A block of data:

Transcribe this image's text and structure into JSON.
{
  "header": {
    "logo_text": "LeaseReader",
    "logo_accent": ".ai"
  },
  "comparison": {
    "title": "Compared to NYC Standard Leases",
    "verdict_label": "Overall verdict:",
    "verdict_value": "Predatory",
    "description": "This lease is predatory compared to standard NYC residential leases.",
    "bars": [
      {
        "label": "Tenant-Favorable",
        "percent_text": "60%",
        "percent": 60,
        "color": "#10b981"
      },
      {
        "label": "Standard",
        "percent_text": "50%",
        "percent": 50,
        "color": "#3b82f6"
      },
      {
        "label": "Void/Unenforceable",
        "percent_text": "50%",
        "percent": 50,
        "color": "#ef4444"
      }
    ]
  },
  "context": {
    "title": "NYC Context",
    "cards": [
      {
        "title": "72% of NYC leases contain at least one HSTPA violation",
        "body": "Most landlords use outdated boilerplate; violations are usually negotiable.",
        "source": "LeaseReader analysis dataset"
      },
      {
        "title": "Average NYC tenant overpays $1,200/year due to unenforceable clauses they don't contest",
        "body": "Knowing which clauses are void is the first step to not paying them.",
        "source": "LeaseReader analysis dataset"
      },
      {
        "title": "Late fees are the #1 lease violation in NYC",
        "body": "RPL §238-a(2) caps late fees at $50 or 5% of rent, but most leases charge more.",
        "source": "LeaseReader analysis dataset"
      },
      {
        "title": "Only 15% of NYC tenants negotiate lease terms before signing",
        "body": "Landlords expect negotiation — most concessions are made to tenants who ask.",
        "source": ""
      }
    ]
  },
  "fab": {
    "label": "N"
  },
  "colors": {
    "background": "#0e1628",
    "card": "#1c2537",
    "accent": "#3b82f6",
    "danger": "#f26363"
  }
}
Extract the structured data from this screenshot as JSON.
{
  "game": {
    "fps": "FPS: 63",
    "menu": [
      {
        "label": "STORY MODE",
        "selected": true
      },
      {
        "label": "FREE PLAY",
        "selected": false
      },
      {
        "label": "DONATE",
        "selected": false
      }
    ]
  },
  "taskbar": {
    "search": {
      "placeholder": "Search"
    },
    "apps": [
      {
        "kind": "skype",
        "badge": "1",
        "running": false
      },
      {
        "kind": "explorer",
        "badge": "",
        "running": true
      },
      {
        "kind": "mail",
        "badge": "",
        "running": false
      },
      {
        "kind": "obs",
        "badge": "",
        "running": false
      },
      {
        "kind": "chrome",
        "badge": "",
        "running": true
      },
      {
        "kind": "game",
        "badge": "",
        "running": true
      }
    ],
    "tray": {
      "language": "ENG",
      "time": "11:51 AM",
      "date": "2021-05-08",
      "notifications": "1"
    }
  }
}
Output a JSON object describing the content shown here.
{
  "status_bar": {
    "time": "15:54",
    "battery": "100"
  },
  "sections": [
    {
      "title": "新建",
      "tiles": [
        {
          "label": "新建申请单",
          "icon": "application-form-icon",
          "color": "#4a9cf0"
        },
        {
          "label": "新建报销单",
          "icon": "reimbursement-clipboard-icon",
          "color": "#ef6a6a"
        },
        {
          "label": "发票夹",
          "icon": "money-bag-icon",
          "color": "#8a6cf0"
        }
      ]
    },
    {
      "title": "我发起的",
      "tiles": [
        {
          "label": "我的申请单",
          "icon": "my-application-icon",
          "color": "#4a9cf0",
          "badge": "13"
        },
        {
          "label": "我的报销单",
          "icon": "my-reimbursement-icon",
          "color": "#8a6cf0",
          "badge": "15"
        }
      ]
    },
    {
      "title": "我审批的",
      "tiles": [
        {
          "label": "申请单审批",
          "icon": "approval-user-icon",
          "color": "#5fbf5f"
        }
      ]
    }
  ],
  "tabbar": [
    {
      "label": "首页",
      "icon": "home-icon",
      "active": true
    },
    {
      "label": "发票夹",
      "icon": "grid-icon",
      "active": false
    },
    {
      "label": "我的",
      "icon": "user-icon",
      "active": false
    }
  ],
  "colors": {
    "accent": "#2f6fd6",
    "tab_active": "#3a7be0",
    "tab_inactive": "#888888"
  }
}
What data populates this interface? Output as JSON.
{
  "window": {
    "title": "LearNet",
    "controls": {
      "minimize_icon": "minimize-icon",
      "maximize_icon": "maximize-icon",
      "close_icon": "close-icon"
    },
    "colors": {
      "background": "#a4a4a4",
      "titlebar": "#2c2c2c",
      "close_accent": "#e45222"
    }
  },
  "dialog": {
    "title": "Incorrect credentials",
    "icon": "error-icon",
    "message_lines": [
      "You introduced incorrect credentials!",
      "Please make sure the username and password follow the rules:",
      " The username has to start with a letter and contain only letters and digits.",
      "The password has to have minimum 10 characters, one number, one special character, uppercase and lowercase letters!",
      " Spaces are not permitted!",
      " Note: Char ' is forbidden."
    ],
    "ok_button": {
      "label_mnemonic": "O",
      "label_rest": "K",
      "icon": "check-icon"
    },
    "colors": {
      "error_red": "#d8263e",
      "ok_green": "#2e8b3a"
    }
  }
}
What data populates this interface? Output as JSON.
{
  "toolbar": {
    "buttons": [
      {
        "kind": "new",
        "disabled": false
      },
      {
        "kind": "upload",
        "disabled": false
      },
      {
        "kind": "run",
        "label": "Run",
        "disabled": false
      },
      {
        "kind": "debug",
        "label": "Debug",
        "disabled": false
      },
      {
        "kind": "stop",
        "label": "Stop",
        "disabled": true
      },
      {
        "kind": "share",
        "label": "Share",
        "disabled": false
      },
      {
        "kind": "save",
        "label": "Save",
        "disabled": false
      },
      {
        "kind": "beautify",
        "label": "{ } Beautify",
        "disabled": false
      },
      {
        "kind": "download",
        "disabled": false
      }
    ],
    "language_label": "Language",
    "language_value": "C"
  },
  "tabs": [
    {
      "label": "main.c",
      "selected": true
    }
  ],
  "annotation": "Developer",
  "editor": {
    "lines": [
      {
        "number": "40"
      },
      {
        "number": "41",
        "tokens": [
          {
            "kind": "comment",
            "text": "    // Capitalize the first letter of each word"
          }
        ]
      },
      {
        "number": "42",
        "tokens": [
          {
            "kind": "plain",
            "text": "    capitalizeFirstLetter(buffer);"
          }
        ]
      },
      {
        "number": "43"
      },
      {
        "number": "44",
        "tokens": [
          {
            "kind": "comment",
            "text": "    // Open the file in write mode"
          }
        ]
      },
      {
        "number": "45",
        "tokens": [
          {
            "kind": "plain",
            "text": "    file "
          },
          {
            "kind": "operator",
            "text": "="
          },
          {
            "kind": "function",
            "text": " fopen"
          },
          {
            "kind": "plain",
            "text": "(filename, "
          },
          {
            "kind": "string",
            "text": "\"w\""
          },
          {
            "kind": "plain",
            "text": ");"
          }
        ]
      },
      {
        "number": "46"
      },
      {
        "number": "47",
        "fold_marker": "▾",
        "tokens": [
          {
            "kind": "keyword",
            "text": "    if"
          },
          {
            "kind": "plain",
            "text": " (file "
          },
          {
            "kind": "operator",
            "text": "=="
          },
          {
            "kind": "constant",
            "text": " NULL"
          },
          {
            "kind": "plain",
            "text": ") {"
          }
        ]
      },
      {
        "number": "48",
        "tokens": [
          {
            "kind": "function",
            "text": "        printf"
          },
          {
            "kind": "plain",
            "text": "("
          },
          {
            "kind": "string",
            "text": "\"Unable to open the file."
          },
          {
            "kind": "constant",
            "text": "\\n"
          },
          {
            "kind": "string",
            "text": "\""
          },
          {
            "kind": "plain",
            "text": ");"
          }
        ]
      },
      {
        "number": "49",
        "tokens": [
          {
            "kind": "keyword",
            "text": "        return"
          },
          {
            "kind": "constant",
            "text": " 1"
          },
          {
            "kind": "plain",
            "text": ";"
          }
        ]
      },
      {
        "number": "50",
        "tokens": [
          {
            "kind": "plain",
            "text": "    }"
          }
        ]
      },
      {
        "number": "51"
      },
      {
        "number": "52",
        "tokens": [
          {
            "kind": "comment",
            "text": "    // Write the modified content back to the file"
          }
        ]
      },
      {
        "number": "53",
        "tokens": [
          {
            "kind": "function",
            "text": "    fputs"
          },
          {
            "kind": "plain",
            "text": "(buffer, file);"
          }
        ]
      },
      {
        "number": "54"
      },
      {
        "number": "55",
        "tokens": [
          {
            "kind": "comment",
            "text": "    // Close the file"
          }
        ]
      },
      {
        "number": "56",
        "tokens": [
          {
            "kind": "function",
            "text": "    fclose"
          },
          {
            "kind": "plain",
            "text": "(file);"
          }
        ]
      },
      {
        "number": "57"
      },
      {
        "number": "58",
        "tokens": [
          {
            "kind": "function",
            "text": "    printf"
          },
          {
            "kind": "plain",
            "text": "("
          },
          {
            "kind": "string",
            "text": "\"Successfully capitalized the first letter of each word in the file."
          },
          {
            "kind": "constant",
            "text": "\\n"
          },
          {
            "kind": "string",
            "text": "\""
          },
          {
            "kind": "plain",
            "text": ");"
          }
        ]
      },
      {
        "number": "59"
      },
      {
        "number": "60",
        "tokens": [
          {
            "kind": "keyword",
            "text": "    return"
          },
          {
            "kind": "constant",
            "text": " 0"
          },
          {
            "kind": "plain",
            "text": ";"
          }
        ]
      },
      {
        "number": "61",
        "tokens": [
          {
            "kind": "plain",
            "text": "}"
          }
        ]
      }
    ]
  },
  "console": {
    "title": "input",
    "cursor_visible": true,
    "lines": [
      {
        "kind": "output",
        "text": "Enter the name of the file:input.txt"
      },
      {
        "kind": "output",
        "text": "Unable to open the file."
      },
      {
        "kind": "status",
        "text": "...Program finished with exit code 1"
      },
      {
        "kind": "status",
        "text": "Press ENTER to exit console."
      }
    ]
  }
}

WORK INSTRUCTIONS: Pull out every line of the entries that includes the word "clauses".

SOLUTION TO THIS PROBLEM:
        "title": "Average NYC tenant overpays $1,200/year due to unenforceable clauses they don't contest",
        "body": "Knowing which clauses are void is the first step to not paying them.",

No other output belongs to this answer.